(GIVEN EXERCISE): Check each line of the records below for the word "JSON" and copy those where it appears.

(MATERIAL FOR THIS TASK):
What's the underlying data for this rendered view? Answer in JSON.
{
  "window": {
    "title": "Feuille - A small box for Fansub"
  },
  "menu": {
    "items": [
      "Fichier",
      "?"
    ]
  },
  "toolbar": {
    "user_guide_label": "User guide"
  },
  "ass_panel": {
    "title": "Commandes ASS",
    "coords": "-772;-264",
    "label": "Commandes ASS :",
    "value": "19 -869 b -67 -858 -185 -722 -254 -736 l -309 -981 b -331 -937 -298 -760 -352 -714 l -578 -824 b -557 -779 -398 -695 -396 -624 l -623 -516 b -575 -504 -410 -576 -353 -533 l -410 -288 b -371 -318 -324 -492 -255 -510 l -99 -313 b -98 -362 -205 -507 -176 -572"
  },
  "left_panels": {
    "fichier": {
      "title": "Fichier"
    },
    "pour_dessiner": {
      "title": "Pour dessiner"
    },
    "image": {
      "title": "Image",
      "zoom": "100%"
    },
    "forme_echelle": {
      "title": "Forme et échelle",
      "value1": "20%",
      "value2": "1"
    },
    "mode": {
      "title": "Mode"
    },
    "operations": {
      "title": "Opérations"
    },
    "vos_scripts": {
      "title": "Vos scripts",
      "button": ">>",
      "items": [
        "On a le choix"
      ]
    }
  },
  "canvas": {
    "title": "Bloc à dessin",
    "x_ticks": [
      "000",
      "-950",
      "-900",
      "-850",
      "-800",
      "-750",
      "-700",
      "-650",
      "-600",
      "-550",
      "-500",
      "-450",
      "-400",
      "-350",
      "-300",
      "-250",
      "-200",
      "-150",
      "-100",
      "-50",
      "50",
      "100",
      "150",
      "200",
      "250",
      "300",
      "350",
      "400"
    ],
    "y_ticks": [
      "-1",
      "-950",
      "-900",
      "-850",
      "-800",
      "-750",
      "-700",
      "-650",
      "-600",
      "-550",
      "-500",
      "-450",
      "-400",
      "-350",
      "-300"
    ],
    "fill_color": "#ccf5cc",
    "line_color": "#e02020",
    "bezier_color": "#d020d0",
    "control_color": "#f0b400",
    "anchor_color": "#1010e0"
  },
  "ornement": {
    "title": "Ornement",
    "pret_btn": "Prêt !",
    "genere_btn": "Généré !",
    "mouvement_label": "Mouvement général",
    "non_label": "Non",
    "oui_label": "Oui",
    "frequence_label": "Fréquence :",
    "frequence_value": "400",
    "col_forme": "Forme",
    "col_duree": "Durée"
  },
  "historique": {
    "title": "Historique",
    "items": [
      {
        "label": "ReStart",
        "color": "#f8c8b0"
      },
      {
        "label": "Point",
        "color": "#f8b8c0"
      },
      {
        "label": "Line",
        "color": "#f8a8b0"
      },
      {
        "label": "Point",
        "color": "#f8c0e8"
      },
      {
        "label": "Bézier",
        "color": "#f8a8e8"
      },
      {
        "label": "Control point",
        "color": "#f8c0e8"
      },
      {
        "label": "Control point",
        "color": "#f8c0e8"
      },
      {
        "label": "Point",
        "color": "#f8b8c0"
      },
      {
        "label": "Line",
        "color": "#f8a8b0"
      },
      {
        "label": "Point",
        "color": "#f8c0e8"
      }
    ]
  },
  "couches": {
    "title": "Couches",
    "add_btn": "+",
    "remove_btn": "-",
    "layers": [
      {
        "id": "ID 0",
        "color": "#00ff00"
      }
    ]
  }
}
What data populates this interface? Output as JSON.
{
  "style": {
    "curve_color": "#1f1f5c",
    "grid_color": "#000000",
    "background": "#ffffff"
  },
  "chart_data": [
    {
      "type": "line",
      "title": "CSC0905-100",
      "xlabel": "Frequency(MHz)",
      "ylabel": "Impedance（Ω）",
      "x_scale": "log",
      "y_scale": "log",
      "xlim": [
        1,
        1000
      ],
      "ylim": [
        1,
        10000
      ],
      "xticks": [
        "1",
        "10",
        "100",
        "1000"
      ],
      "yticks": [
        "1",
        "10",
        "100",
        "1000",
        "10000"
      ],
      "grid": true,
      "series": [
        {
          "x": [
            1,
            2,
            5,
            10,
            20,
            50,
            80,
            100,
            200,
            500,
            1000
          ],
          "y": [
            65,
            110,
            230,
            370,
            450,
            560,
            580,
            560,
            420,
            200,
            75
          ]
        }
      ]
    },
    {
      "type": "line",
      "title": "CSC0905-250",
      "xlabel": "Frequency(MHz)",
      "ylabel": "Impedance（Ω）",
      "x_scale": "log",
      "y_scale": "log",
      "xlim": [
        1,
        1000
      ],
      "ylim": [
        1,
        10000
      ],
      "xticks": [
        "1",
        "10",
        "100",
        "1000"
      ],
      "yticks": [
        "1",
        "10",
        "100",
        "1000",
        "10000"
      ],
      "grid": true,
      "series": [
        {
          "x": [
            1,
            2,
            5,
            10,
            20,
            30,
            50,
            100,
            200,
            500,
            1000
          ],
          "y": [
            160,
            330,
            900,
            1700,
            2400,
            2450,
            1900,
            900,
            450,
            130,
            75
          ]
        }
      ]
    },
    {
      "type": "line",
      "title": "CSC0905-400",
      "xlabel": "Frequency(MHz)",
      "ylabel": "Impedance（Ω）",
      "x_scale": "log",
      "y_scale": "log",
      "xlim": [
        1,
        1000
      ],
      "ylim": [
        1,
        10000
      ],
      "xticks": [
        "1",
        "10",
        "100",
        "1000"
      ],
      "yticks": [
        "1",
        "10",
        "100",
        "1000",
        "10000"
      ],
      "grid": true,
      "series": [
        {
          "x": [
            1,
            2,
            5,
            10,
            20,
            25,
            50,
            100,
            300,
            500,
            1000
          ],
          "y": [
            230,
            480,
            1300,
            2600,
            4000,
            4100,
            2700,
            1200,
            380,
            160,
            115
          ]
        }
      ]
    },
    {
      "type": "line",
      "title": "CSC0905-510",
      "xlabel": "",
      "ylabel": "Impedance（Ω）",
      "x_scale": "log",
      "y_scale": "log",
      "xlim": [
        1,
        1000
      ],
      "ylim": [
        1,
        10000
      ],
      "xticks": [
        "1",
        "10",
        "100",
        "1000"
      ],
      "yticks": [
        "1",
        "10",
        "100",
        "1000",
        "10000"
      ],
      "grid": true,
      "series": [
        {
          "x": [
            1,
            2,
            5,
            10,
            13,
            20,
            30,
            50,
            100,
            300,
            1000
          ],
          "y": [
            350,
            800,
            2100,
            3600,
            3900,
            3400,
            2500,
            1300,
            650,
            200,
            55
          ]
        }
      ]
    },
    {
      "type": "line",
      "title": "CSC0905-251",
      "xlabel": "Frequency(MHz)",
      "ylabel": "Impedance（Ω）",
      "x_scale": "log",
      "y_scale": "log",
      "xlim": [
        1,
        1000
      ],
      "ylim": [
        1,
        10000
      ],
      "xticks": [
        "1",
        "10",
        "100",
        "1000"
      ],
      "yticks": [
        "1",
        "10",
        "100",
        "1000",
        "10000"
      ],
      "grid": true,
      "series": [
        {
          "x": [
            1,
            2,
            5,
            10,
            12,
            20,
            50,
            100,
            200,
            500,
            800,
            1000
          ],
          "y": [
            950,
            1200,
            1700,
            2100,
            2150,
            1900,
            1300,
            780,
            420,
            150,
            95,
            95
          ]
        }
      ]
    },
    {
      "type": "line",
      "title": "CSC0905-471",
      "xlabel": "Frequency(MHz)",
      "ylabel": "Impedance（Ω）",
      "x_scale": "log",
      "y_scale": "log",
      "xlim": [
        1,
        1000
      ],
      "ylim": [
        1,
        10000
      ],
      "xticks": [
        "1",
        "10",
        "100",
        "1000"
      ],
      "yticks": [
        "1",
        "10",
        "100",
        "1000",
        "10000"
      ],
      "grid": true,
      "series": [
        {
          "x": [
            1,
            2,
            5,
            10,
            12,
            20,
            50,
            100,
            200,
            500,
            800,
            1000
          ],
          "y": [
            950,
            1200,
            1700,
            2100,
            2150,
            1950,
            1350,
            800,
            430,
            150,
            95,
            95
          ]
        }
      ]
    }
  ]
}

(FINISHED TASK):
What's the underlying data for this rendered view? Answer in JSON.
What data populates this interface? Output as JSON.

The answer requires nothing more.